Work order:
In the VISSv2 server documentation below, what should the generated binary file be renamed to?

Source document:

============

The VISSv2 server is the Sw component that implements the interface that is exposed to the clients, and that must conform to the W3C VISSv2 specification.
Please check the chapter VISSv2 Build System for general Golang information.
To build the server, open a erminal and go to the WAII/server/vissv2 directory and issue the command:
$ go build
The server has a copy of the VSS tree that it uses to verify that client requsts are valid - that there is a node in the tree that corresponds to the path in a request, if a node requires an access control token, etc. The tree parser that is used expects the tre to have the ‘binary format’ that one of the VSS-Tools genertes from the vspec files. To generate this the VSS repo must be cloned including the VSS-Tools submodule, and a file containing the binary representation must be created, which is done with the following command issued in the root directory.
$ make binary
This generates a file with a name like ‘vss_rel_4.1-dev.binary’, which then needs to be renamed to ‘vss_vissv2.binary’ and stored in the WAII/server/vissv2server directory.
If you want to configure the tree to include access control, access control tags as described in the VISSv2 - Access Control Selection chapter needs to be added to appropriate tree nodes. This can either be done by editing vspec files directly, or using the VSS-Tools overlay mechanism.
The server has the following command line configurations:
Currently the server supports two different databases, SQLite and Redis, which one to use is selected in the command line configuration. However, to get it up and running there are other preparations lso needed, please see the VISSv2 Data Storage chapter.

============

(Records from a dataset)
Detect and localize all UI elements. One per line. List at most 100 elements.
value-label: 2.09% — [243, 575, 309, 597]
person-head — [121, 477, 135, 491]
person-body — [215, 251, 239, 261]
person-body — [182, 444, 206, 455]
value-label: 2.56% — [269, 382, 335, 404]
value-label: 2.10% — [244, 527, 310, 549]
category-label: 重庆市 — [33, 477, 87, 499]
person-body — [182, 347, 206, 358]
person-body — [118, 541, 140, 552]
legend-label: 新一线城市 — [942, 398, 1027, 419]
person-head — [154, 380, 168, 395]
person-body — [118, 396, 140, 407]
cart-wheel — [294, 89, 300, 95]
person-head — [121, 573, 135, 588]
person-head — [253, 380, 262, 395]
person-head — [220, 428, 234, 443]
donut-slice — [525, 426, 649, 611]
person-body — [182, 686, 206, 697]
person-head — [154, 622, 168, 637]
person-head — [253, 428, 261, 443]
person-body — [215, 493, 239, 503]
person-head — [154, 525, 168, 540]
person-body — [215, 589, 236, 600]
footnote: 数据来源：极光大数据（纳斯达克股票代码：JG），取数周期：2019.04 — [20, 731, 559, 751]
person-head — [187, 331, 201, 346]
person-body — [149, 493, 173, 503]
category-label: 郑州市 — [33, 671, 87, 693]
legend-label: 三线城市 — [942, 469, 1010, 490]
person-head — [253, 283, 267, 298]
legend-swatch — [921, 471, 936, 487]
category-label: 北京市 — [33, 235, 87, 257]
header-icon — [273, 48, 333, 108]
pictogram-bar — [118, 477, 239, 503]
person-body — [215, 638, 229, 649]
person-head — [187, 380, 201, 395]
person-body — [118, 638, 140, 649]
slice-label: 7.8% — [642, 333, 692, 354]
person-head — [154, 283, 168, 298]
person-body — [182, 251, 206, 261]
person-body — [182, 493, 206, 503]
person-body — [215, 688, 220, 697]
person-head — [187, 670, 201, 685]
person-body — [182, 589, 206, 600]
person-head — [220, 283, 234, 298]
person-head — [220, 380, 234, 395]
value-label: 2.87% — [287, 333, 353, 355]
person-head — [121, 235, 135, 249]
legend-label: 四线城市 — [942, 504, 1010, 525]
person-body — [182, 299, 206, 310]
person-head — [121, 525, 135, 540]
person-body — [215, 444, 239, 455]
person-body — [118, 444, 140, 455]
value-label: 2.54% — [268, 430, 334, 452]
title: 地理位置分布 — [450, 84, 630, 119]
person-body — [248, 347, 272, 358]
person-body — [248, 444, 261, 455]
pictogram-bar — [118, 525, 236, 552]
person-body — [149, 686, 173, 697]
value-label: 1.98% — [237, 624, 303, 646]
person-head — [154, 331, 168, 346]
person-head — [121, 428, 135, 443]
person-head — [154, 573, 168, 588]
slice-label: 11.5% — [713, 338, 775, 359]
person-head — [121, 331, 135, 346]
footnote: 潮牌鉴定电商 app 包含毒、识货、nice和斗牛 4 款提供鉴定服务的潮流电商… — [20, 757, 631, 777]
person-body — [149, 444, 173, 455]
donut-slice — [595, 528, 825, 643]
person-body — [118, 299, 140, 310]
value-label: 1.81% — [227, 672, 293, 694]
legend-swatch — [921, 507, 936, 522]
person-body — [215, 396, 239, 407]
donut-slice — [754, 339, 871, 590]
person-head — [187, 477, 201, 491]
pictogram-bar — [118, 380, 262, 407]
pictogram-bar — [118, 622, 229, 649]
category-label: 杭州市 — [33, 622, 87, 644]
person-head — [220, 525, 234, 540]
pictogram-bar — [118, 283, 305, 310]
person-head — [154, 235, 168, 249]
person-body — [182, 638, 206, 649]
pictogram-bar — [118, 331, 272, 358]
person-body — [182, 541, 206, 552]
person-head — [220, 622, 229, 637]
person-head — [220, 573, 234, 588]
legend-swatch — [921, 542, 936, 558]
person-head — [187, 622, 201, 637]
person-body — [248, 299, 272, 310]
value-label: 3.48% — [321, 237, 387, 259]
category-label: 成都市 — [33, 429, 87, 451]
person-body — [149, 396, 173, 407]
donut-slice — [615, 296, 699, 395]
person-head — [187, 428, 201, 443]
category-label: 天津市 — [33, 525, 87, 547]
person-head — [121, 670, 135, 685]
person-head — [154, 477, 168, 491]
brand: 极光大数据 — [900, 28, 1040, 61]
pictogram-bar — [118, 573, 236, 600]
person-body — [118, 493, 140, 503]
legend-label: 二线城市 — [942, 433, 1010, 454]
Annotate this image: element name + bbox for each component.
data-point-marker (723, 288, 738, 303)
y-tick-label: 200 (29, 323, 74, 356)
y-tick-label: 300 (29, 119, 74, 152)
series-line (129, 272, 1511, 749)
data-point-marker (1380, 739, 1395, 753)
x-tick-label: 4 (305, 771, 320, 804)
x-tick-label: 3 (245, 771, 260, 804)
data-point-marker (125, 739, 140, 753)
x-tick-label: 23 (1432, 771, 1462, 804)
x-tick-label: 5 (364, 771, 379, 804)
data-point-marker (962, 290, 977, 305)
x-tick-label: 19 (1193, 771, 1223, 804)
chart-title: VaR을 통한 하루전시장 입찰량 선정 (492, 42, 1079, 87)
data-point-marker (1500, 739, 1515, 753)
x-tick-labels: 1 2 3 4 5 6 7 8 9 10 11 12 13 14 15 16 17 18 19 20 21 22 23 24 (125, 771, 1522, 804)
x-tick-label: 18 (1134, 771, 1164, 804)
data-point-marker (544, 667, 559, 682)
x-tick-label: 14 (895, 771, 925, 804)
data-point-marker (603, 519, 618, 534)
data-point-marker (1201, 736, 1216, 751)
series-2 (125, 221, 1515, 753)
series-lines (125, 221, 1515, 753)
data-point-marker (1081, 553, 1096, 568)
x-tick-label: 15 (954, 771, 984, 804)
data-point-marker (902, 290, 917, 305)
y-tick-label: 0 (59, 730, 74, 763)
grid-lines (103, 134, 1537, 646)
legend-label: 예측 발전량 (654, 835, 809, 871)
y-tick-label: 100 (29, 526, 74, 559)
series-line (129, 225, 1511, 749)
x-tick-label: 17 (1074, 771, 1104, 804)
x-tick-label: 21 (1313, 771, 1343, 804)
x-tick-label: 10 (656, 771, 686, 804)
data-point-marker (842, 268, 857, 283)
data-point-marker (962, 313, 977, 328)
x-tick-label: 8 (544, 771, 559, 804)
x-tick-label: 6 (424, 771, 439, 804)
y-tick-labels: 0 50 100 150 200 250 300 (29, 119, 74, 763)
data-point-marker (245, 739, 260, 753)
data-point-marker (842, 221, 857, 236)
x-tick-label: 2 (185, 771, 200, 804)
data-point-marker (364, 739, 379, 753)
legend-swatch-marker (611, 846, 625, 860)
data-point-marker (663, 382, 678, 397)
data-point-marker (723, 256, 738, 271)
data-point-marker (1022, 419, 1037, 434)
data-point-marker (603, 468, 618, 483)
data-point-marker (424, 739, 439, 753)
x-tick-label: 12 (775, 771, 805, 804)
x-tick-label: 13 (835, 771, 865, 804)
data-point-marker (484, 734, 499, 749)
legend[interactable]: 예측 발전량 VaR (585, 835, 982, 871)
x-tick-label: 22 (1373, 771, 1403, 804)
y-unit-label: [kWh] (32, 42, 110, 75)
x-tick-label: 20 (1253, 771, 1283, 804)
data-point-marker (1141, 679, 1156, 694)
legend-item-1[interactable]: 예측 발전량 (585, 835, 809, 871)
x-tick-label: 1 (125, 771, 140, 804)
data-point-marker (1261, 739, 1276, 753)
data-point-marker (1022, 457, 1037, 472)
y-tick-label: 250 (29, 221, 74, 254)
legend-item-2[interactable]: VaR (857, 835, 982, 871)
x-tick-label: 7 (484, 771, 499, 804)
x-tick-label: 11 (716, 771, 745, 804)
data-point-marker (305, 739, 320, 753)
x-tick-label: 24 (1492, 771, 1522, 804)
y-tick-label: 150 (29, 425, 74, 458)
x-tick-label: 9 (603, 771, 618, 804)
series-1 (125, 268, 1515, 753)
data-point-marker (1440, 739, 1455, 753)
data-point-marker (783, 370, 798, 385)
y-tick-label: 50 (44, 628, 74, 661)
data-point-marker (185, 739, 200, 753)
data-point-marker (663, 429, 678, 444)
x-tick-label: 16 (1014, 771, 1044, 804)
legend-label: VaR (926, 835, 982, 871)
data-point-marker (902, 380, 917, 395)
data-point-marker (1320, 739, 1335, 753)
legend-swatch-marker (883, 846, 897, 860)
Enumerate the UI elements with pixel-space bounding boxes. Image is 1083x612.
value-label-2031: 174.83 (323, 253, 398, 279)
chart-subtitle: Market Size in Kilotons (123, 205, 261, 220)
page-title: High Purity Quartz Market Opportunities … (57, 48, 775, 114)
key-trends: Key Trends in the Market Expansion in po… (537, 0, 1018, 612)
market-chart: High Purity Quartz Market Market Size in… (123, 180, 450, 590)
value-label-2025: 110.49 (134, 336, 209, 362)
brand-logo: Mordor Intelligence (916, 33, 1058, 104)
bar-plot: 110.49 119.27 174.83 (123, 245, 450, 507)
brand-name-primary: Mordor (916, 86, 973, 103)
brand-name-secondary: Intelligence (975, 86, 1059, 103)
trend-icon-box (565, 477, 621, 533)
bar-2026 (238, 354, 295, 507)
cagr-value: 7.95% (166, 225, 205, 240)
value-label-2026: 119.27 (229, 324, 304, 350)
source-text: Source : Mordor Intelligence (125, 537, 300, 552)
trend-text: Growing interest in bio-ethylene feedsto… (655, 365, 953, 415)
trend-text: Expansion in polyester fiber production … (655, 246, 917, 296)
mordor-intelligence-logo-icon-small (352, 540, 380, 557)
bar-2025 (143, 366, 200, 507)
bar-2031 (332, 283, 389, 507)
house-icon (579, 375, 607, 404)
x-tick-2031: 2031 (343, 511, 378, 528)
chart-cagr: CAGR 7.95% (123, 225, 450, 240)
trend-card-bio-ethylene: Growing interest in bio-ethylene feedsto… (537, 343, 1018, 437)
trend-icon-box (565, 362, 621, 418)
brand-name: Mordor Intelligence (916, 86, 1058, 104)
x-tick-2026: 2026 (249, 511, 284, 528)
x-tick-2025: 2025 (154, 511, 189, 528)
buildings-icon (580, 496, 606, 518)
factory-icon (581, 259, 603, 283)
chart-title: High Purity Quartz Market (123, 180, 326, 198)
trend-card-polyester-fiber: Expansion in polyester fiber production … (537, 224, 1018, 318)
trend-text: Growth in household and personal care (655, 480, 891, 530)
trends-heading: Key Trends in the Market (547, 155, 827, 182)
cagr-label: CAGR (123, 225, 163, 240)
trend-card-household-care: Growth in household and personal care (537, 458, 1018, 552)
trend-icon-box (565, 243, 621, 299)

============

Completed exercise:
vss_vissv2.binary